Task requirements ::
Review the material and extract every line in which the word "icon" occurs.

— Begin —

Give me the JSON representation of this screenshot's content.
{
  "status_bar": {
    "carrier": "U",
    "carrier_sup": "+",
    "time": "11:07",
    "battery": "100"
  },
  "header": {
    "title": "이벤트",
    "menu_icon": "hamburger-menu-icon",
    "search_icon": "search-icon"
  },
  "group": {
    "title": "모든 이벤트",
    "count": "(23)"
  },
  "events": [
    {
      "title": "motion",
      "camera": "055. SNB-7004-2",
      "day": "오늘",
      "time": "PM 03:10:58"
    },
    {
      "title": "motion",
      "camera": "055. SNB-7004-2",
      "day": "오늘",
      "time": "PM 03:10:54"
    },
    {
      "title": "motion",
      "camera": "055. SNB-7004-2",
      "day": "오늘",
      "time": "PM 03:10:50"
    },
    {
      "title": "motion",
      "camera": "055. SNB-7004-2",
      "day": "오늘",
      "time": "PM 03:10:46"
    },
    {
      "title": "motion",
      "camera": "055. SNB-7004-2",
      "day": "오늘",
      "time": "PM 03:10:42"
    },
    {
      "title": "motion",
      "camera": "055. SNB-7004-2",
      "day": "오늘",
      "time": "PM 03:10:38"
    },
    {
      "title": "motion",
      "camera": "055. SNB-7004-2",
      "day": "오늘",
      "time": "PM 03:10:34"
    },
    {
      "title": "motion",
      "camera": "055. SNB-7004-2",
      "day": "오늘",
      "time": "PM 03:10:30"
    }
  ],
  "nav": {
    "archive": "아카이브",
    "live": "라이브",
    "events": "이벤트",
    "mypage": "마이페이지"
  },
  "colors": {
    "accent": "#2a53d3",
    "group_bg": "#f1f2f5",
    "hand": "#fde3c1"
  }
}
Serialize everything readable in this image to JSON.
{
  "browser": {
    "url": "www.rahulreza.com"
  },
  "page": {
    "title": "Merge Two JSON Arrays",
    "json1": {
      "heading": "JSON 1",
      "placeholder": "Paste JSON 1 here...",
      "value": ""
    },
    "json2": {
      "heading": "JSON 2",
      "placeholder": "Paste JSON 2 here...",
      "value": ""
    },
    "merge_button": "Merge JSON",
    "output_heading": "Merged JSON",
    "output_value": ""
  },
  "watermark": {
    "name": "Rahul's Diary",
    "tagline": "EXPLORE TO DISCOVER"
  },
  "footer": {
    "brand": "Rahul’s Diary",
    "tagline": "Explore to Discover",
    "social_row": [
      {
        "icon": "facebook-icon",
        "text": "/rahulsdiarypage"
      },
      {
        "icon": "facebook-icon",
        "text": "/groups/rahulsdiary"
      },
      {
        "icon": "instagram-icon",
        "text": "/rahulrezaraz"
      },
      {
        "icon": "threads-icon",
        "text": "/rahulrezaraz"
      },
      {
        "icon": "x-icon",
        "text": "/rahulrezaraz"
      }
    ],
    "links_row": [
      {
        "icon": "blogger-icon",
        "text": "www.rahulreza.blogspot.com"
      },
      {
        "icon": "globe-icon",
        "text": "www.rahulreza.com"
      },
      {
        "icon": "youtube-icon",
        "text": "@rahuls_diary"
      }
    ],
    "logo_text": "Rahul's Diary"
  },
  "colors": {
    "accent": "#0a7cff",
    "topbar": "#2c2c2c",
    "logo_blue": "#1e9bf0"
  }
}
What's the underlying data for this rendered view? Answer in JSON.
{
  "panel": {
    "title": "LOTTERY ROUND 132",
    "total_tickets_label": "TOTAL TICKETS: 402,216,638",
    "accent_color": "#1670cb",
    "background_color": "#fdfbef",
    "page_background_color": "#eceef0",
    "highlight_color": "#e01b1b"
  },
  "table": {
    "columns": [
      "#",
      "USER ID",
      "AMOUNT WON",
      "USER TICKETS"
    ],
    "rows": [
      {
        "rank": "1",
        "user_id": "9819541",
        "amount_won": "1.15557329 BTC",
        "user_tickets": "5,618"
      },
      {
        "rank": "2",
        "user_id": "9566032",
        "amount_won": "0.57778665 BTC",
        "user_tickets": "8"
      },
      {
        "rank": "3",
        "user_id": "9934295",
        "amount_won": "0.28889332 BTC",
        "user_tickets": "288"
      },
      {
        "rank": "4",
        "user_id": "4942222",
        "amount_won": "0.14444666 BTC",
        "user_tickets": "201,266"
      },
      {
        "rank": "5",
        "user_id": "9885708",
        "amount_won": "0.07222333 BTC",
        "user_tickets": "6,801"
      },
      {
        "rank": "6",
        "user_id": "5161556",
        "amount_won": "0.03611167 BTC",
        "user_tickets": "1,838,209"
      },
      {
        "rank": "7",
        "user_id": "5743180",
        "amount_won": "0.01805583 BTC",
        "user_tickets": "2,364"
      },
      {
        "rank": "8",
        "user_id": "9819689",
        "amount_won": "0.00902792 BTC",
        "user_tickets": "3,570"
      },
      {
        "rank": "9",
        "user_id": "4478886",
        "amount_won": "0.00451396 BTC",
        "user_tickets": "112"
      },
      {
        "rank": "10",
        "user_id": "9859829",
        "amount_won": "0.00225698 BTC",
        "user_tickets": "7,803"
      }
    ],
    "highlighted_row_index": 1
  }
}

— End —

Solution to this problem ::
    "menu_icon": "hamburger-menu-icon",
    "search_icon": "search-icon"
        "icon": "facebook-icon",
        "icon": "facebook-icon",
        "icon": "instagram-icon",
        "icon": "threads-icon",
        "icon": "x-icon",
        "icon": "blogger-icon",
        "icon": "globe-icon",
        "icon": "youtube-icon",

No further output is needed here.